Saved entries
# # #
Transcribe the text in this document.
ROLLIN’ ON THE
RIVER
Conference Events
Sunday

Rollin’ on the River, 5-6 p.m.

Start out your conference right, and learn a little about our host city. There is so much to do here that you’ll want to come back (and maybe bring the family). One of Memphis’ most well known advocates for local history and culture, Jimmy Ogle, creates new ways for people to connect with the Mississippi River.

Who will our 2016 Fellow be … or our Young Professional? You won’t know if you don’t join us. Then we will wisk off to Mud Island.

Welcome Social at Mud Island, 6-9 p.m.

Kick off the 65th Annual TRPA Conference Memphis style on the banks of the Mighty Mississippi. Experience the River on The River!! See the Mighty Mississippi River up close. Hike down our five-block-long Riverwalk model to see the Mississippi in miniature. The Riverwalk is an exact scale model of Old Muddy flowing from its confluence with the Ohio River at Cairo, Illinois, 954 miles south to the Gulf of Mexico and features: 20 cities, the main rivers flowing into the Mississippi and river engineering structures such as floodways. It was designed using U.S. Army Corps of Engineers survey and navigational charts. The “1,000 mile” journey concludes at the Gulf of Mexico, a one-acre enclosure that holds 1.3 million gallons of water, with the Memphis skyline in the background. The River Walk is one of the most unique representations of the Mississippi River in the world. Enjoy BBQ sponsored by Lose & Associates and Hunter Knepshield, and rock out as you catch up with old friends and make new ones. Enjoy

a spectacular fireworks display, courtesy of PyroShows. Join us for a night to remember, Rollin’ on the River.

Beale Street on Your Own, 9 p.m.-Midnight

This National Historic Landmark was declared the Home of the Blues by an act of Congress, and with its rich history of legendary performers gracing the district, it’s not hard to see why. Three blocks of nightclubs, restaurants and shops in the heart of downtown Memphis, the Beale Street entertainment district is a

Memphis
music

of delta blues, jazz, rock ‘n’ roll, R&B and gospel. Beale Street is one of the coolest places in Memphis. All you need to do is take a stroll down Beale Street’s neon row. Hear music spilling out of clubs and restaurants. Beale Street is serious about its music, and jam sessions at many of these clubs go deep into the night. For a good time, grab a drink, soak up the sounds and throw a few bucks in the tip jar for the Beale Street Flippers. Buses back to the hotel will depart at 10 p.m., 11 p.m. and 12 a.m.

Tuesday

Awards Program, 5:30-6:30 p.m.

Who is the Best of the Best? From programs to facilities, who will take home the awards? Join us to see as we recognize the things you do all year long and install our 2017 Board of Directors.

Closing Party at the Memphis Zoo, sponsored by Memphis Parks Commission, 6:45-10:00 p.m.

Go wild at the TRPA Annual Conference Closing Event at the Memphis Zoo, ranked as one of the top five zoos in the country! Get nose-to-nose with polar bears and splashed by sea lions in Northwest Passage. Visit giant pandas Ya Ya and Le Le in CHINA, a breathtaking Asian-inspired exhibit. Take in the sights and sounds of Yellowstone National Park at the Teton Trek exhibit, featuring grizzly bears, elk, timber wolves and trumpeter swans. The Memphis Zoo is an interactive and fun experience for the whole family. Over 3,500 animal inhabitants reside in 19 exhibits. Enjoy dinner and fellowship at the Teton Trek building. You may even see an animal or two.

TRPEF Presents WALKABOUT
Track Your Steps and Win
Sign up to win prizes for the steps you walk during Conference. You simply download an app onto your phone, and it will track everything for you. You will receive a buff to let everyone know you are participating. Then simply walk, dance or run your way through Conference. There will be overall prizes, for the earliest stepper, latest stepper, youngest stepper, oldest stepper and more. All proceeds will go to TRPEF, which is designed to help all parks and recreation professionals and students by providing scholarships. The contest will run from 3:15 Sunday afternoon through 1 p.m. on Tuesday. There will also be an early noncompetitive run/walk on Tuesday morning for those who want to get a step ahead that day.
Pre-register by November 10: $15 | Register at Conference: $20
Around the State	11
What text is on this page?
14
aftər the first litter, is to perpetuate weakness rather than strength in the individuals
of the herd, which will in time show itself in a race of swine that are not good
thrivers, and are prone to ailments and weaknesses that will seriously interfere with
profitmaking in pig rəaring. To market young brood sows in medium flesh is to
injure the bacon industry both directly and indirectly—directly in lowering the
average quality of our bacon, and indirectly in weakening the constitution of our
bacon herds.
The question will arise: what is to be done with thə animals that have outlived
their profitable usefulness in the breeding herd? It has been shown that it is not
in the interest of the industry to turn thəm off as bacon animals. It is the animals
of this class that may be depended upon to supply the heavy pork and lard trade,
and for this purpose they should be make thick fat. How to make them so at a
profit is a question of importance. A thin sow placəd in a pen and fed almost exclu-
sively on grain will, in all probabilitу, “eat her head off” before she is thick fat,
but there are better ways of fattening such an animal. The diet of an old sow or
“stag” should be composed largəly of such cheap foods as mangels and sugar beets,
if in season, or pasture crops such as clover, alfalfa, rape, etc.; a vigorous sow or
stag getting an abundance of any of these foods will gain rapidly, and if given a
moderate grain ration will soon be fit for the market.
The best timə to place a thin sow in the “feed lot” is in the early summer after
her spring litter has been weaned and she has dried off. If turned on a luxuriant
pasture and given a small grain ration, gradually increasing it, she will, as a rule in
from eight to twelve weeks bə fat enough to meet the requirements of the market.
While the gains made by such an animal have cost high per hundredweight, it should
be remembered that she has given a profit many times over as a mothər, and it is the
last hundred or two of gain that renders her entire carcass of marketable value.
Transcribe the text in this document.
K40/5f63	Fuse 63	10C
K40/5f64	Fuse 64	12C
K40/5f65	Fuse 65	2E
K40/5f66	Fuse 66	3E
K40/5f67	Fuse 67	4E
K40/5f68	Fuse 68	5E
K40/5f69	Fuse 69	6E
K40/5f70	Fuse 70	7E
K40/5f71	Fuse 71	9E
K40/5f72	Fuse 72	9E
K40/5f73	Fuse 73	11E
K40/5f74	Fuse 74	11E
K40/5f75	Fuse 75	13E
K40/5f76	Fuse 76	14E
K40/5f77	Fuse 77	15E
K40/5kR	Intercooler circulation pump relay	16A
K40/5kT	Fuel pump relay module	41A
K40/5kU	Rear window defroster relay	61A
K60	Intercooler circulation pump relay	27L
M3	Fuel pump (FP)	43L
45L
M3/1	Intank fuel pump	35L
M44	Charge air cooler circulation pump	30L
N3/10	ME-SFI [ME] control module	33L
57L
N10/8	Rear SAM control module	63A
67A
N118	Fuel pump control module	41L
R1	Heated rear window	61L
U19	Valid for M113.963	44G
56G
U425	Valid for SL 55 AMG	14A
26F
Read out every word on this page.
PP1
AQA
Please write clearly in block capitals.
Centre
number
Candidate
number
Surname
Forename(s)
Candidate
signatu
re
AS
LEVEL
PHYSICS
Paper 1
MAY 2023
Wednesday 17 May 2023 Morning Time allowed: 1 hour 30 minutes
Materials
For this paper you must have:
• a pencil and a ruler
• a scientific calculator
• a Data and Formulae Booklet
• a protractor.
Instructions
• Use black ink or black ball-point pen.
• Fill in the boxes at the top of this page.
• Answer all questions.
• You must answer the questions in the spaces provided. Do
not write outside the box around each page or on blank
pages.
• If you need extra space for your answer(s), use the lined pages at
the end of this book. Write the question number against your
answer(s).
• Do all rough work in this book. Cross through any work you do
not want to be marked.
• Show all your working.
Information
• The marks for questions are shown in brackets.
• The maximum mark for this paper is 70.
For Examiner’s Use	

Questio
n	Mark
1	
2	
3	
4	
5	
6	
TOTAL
# # #
• _What is asked_
Output the records above in their entirety, exactly.

• _The output_
Transcribe the text in this document.
ROLLIN’ ON THE
RIVER
Conference Events
Sunday

Rollin’ on the River, 5-6 p.m.

Start out your conference right, and learn a little about our host city. There is so much to do here that you’ll want to come back (and maybe bring the family). One of Memphis’ most well known advocates for local history and culture, Jimmy Ogle, creates new ways for people to connect with the Mississippi River.

Who will our 2016 Fellow be … or our Young Professional? You won’t know if you don’t join us. Then we will wisk off to Mud Island.

Welcome Social at Mud Island, 6-9 p.m.

Kick off the 65th Annual TRPA Conference Memphis style on the banks of the Mighty Mississippi. Experience the River on The River!! See the Mighty Mississippi River up close. Hike down our five-block-long Riverwalk model to see the Mississippi in miniature. The Riverwalk is an exact scale model of Old Muddy flowing from its confluence with the Ohio River at Cairo, Illinois, 954 miles south to the Gulf of Mexico and features: 20 cities, the main rivers flowing into the Mississippi and river engineering structures such as floodways. It was designed using U.S. Army Corps of Engineers survey and navigational charts. The “1,000 mile” journey concludes at the Gulf of Mexico, a one-acre enclosure that holds 1.3 million gallons of water, with the Memphis skyline in the background. The River Walk is one of the most unique representations of the Mississippi River in the world. Enjoy BBQ sponsored by Lose & Associates and Hunter Knepshield, and rock out as you catch up with old friends and make new ones. Enjoy

a spectacular fireworks display, courtesy of PyroShows. Join us for a night to remember, Rollin’ on the River.

Beale Street on Your Own, 9 p.m.-Midnight

This National Historic Landmark was declared the Home of the Blues by an act of Congress, and with its rich history of legendary performers gracing the district, it’s not hard to see why. Three blocks of nightclubs, restaurants and shops in the heart of downtown Memphis, the Beale Street entertainment district is a

Memphis
music

of delta blues, jazz, rock ‘n’ roll, R&B and gospel. Beale Street is one of the coolest places in Memphis. All you need to do is take a stroll down Beale Street’s neon row. Hear music spilling out of clubs and restaurants. Beale Street is serious about its music, and jam sessions at many of these clubs go deep into the night. For a good time, grab a drink, soak up the sounds and throw a few bucks in the tip jar for the Beale Street Flippers. Buses back to the hotel will depart at 10 p.m., 11 p.m. and 12 a.m.

Tuesday

Awards Program, 5:30-6:30 p.m.

Who is the Best of the Best? From programs to facilities, who will take home the awards? Join us to see as we recognize the things you do all year long and install our 2017 Board of Directors.

Closing Party at the Memphis Zoo, sponsored by Memphis Parks Commission, 6:45-10:00 p.m.

Go wild at the TRPA Annual Conference Closing Event at the Memphis Zoo, ranked as one of the top five zoos in the country! Get nose-to-nose with polar bears and splashed by sea lions in Northwest Passage. Visit giant pandas Ya Ya and Le Le in CHINA, a breathtaking Asian-inspired exhibit. Take in the sights and sounds of Yellowstone National Park at the Teton Trek exhibit, featuring grizzly bears, elk, timber wolves and trumpeter swans. The Memphis Zoo is an interactive and fun experience for the whole family. Over 3,500 animal inhabitants reside in 19 exhibits. Enjoy dinner and fellowship at the Teton Trek building. You may even see an animal or two.

TRPEF Presents WALKABOUT
Track Your Steps and Win
Sign up to win prizes for the steps you walk during Conference. You simply download an app onto your phone, and it will track everything for you. You will receive a buff to let everyone know you are participating. Then simply walk, dance or run your way through Conference. There will be overall prizes, for the earliest stepper, latest stepper, youngest stepper, oldest stepper and more. All proceeds will go to TRPEF, which is designed to help all parks and recreation professionals and students by providing scholarships. The contest will run from 3:15 Sunday afternoon through 1 p.m. on Tuesday. There will also be an early noncompetitive run/walk on Tuesday morning for those who want to get a step ahead that day.
Pre-register by November 10: $15 | Register at Conference: $20
Around the State	11
What text is on this page?
14
aftər the first litter, is to perpetuate weakness rather than strength in the individuals
of the herd, which will in time show itself in a race of swine that are not good
thrivers, and are prone to ailments and weaknesses that will seriously interfere with
profitmaking in pig rəaring. To market young brood sows in medium flesh is to
injure the bacon industry both directly and indirectly—directly in lowering the
average quality of our bacon, and indirectly in weakening the constitution of our
bacon herds.
The question will arise: what is to be done with thə animals that have outlived
their profitable usefulness in the breeding herd? It has been shown that it is not
in the interest of the industry to turn thəm off as bacon animals. It is the animals
of this class that may be depended upon to supply the heavy pork and lard trade,
and for this purpose they should be make thick fat. How to make them so at a
profit is a question of importance. A thin sow placəd in a pen and fed almost exclu-
sively on grain will, in all probabilitу, “eat her head off” before she is thick fat,
but there are better ways of fattening such an animal. The diet of an old sow or
“stag” should be composed largəly of such cheap foods as mangels and sugar beets,
if in season, or pasture crops such as clover, alfalfa, rape, etc.; a vigorous sow or
stag getting an abundance of any of these foods will gain rapidly, and if given a
moderate grain ration will soon be fit for the market.
The best timə to place a thin sow in the “feed lot” is in the early summer after
her spring litter has been weaned and she has dried off. If turned on a luxuriant
pasture and given a small grain ration, gradually increasing it, she will, as a rule in
from eight to twelve weeks bə fat enough to meet the requirements of the market.
While the gains made by such an animal have cost high per hundredweight, it should
be remembered that she has given a profit many times over as a mothər, and it is the
last hundred or two of gain that renders her entire carcass of marketable value.
Transcribe the text in this document.
K40/5f63	Fuse 63	10C
K40/5f64	Fuse 64	12C
K40/5f65	Fuse 65	2E
K40/5f66	Fuse 66	3E
K40/5f67	Fuse 67	4E
K40/5f68	Fuse 68	5E
K40/5f69	Fuse 69	6E
K40/5f70	Fuse 70	7E
K40/5f71	Fuse 71	9E
K40/5f72	Fuse 72	9E
K40/5f73	Fuse 73	11E
K40/5f74	Fuse 74	11E
K40/5f75	Fuse 75	13E
K40/5f76	Fuse 76	14E
K40/5f77	Fuse 77	15E
K40/5kR	Intercooler circulation pump relay	16A
K40/5kT	Fuel pump relay module	41A
K40/5kU	Rear window defroster relay	61A
K60	Intercooler circulation pump relay	27L
M3	Fuel pump (FP)	43L
45L
M3/1	Intank fuel pump	35L
M44	Charge air cooler circulation pump	30L
N3/10	ME-SFI [ME] control module	33L
57L
N10/8	Rear SAM control module	63A
67A
N118	Fuel pump control module	41L
R1	Heated rear window	61L
U19	Valid for M113.963	44G
56G
U425	Valid for SL 55 AMG	14A
26F
Read out every word on this page.
PP1
AQA
Please write clearly in block capitals.
Centre
number
Candidate
number
Surname
Forename(s)
Candidate
signatu
re
AS
LEVEL
PHYSICS
Paper 1
MAY 2023
Wednesday 17 May 2023 Morning Time allowed: 1 hour 30 minutes
Materials
For this paper you must have:
• a pencil and a ruler
• a scientific calculator
• a Data and Formulae Booklet
• a protractor.
Instructions
• Use black ink or black ball-point pen.
• Fill in the boxes at the top of this page.
• Answer all questions.
• You must answer the questions in the spaces provided. Do
not write outside the box around each page or on blank
pages.
• If you need extra space for your answer(s), use the lined pages at
the end of this book. Write the question number against your
answer(s).
• Do all rough work in this book. Cross through any work you do
not want to be marked.
• Show all your working.
Information
• The marks for questions are shown in brackets.
• The maximum mark for this paper is 70.
For Examiner’s Use	

Questio
n	Mark
1	
2	
3	
4	
5	
6	
TOTAL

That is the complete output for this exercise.